▶ **WRITTEN REQUEST**: Scan the data below and pick out the lines containing the word "JSON".

[Collected data entries]
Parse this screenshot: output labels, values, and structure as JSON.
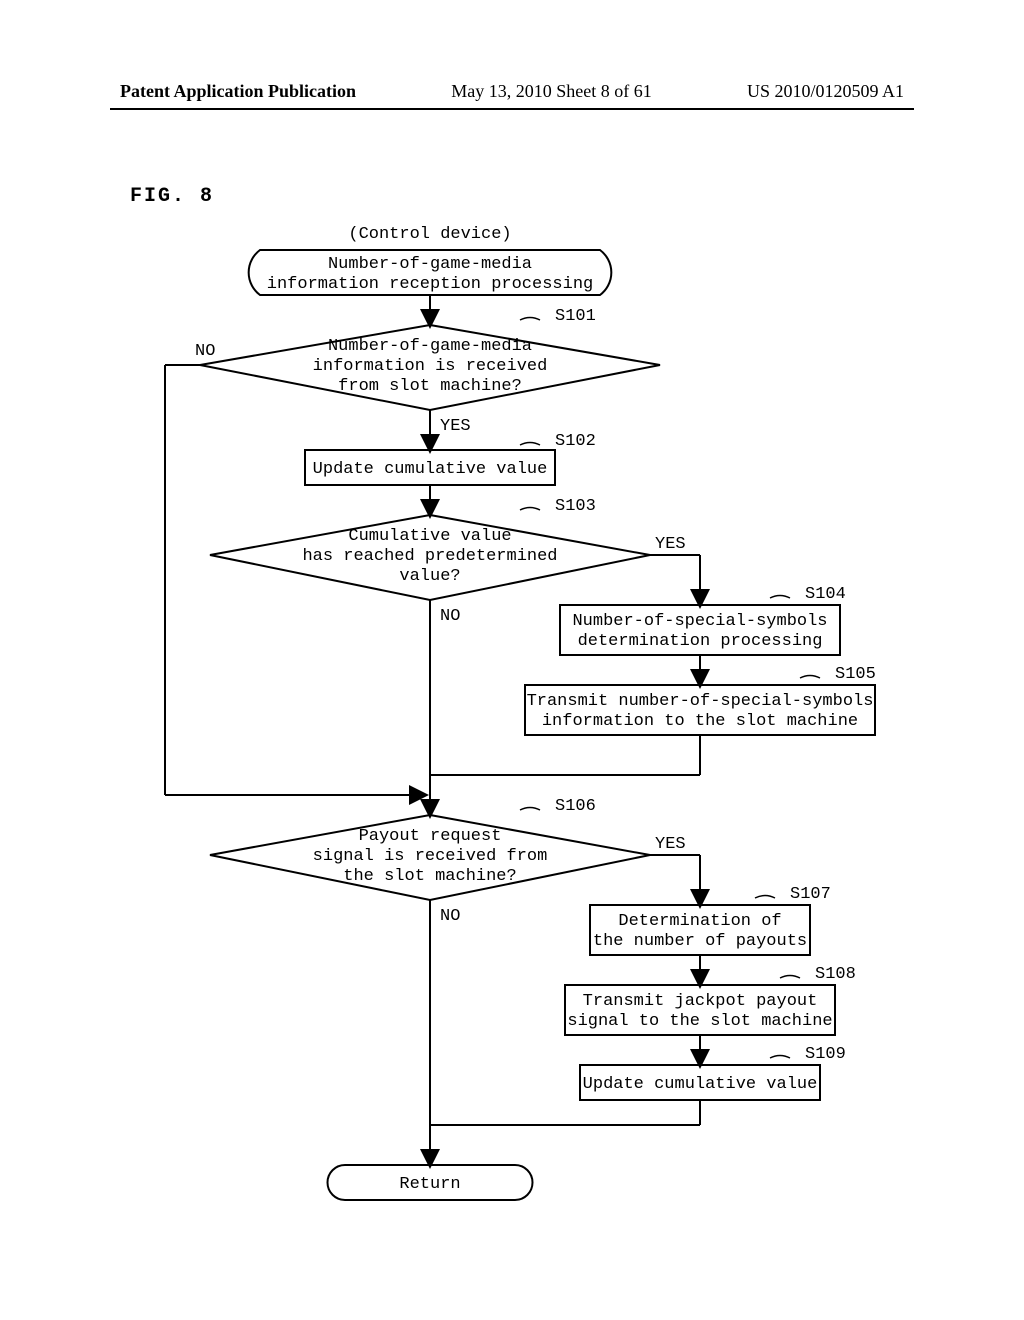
{
  "header": {
    "left": "Patent Application Publication",
    "center": "May 13, 2010  Sheet 8 of 61",
    "right": "US 2010/0120509 A1"
  },
  "fig_label": "FIG. 8",
  "chart_data": {
    "type": "flowchart",
    "title": "(Control device)",
    "nodes": [
      {
        "id": "start",
        "type": "terminal",
        "text": "Number-of-game-media information reception processing"
      },
      {
        "id": "s101",
        "type": "decision",
        "label": "S101",
        "text": "Number-of-game-media information is received from slot machine?",
        "yes": "s102",
        "no": "loop_back_start"
      },
      {
        "id": "s102",
        "type": "process",
        "label": "S102",
        "text": "Update cumulative value",
        "next": "s103"
      },
      {
        "id": "s103",
        "type": "decision",
        "label": "S103",
        "text": "Cumulative value has reached predetermined value?",
        "yes": "s104",
        "no": "s106"
      },
      {
        "id": "s104",
        "type": "process",
        "label": "S104",
        "text": "Number-of-special-symbols determination processing",
        "next": "s105"
      },
      {
        "id": "s105",
        "type": "process",
        "label": "S105",
        "text": "Transmit number-of-special-symbols information to the slot machine",
        "next": "s106"
      },
      {
        "id": "s106",
        "type": "decision",
        "label": "S106",
        "text": "Payout request signal is received from the slot machine?",
        "yes": "s107",
        "no": "return"
      },
      {
        "id": "s107",
        "type": "process",
        "label": "S107",
        "text": "Determination of the number of payouts",
        "next": "s108"
      },
      {
        "id": "s108",
        "type": "process",
        "label": "S108",
        "text": "Transmit jackpot payout signal to the slot machine",
        "next": "s109"
      },
      {
        "id": "s109",
        "type": "process",
        "label": "S109",
        "text": "Update cumulative value",
        "next": "return"
      },
      {
        "id": "return",
        "type": "terminal",
        "text": "Return"
      }
    ],
    "branch_labels": {
      "yes": "YES",
      "no": "NO"
    }
  },
  "flow": {
    "title": "(Control device)",
    "start": "Number-of-game-media information reception processing",
    "s101_label": "S101",
    "s101_text1": "Number-of-game-media",
    "s101_text2": "information is received",
    "s101_text3": "from slot machine?",
    "s102_label": "S102",
    "s102_text": "Update cumulative value",
    "s103_label": "S103",
    "s103_text1": "Cumulative value",
    "s103_text2": "has reached predetermined",
    "s103_text3": "value?",
    "s104_label": "S104",
    "s104_text1": "Number-of-special-symbols",
    "s104_text2": "determination processing",
    "s105_label": "S105",
    "s105_text1": "Transmit number-of-special-symbols",
    "s105_text2": "information to the slot machine",
    "s106_label": "S106",
    "s106_text1": "Payout request",
    "s106_text2": "signal is received from",
    "s106_text3": "the slot machine?",
    "s107_label": "S107",
    "s107_text1": "Determination of",
    "s107_text2": "the number of payouts",
    "s108_label": "S108",
    "s108_text1": "Transmit jackpot payout",
    "s108_text2": "signal to the slot machine",
    "s109_label": "S109",
    "s109_text": "Update cumulative value",
    "return": "Return",
    "yes": "YES",
    "no": "NO"
  }
}
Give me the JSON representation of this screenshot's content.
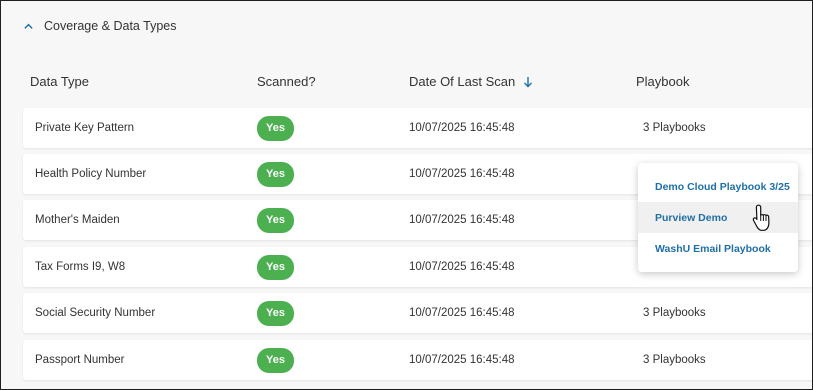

▶ **ANSWER FOR THIS EXERCISE**:
Parse this screenshot: output labels, values, and structure as JSON.
Give me the JSON representation of this screenshot's content.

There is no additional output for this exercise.